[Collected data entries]
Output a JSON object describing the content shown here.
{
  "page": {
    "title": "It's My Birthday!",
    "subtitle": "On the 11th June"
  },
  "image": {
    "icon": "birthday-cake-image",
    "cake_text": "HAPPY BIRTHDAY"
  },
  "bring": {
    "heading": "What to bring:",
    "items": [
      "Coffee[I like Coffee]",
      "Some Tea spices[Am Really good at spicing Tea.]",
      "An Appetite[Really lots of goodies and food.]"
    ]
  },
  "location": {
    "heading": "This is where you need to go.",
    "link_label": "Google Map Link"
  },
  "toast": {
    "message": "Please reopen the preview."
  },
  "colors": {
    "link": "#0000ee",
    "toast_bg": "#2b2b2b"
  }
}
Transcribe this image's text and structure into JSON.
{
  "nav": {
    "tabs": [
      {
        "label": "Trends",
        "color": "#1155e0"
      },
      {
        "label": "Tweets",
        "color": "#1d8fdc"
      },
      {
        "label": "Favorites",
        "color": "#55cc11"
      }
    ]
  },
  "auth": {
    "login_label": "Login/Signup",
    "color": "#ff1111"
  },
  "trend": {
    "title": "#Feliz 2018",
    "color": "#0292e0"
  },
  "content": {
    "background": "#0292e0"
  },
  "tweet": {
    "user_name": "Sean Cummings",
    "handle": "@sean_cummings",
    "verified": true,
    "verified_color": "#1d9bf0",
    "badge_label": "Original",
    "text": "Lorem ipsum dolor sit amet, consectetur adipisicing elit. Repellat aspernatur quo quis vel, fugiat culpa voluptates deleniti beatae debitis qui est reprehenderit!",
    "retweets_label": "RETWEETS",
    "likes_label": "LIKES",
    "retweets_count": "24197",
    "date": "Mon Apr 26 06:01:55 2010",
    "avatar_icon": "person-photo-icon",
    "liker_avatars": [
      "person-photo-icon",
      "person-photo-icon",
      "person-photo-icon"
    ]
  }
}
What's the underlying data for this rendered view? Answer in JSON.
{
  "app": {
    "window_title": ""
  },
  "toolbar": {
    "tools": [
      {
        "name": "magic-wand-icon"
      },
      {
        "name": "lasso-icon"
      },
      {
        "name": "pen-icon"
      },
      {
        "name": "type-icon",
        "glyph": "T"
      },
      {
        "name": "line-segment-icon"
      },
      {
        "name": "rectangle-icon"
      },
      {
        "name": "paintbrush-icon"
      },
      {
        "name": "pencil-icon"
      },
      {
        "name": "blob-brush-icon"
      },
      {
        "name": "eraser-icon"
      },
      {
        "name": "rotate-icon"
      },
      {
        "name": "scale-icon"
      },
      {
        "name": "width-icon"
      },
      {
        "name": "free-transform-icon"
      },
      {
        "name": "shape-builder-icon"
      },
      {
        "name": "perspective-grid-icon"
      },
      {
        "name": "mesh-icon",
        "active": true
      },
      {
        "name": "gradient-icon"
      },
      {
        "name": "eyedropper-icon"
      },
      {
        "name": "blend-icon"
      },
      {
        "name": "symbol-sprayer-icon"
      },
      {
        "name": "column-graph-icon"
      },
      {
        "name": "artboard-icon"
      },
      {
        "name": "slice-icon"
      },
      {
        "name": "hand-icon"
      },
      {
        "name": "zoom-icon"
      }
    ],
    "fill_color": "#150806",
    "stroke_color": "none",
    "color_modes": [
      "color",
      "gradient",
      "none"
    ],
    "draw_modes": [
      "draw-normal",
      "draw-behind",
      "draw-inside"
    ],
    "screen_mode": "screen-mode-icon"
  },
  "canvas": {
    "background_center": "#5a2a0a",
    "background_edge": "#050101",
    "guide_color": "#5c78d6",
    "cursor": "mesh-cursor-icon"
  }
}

=== WHAT THIS TASK INVOLVES ===
Return each line with "JSON".

=== ANSWER TO THE PROBLEM ===
Output a JSON object describing the content shown here.
Transcribe this image's text and structure into JSON.
What's the underlying data for this rendered view? Answer in JSON.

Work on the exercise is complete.